Stated goal -
In the material below, identify each line bearing the word "strike". Reproduce those lines.

— begin Provided records —

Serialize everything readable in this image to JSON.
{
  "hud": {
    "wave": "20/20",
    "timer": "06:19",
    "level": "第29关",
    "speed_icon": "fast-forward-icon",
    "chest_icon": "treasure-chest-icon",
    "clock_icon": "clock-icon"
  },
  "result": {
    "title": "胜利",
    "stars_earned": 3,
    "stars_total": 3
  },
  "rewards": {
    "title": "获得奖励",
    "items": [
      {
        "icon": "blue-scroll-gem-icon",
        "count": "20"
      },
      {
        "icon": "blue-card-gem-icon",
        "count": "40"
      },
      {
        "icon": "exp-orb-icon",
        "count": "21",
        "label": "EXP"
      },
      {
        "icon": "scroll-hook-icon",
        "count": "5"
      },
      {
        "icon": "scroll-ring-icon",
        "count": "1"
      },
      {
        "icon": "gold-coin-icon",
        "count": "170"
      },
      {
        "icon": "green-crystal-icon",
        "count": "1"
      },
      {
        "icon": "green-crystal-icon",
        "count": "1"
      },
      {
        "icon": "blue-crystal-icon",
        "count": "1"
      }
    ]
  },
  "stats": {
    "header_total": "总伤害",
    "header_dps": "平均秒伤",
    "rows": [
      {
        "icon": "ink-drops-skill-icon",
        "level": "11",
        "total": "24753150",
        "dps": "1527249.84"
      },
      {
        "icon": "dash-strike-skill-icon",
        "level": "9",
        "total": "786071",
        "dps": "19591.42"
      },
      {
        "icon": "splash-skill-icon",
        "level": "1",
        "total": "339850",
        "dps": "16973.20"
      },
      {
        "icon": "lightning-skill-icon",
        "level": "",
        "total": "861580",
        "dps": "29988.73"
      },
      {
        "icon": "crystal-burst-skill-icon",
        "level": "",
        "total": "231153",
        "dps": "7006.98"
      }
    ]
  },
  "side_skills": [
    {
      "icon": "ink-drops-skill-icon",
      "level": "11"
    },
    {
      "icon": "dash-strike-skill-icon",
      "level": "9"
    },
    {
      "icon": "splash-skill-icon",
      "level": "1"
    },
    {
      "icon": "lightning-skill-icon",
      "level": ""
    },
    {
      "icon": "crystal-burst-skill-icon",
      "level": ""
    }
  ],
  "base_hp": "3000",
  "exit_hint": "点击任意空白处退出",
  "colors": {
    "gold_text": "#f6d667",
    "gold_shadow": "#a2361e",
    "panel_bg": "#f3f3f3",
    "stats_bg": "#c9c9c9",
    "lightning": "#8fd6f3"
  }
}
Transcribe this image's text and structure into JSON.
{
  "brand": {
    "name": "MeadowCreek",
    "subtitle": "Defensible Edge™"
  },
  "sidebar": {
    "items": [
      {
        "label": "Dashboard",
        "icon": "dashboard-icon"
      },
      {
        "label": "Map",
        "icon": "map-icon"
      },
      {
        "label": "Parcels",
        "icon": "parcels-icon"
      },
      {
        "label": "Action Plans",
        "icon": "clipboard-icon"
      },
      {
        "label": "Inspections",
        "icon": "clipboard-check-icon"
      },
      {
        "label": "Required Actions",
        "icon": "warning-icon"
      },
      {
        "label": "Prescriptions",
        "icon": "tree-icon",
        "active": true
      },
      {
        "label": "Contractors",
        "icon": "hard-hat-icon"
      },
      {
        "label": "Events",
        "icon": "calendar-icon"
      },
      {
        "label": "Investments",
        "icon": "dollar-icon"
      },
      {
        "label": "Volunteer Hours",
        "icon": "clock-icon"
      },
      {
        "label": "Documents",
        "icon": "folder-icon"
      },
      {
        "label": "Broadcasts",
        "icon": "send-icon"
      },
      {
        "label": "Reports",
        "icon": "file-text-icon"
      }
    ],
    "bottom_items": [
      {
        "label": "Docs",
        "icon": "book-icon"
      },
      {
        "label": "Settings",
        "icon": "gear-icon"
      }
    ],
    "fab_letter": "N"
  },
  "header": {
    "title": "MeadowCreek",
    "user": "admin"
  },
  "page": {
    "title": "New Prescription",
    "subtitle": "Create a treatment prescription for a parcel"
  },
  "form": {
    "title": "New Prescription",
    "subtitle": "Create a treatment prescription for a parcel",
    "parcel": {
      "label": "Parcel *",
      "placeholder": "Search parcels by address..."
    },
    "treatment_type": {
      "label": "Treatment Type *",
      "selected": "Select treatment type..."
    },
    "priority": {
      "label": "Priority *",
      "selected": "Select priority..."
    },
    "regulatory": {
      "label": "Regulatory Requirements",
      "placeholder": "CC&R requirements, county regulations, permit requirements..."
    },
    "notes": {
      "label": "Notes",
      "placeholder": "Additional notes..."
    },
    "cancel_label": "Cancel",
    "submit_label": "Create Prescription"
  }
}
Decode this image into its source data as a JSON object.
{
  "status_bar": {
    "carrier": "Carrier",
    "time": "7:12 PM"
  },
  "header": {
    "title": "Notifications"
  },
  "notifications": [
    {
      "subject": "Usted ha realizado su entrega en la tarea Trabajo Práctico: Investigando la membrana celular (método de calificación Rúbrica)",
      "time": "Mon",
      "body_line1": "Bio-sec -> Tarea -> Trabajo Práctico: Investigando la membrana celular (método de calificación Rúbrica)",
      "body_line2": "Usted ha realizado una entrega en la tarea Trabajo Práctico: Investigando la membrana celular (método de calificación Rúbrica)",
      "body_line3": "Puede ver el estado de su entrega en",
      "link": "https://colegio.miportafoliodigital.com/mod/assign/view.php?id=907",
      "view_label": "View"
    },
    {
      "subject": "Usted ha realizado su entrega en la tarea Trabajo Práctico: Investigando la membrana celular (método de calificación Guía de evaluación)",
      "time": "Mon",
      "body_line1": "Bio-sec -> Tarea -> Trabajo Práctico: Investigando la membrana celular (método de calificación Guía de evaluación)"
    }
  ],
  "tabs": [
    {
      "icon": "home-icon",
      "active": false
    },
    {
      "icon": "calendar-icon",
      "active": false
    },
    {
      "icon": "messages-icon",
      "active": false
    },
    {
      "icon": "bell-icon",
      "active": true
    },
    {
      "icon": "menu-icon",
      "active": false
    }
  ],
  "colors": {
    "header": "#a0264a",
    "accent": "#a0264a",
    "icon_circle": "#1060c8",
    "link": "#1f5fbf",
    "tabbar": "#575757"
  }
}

— end Provided records —

Response -
        "icon": "dash-strike-skill-icon",
      "icon": "dash-strike-skill-icon",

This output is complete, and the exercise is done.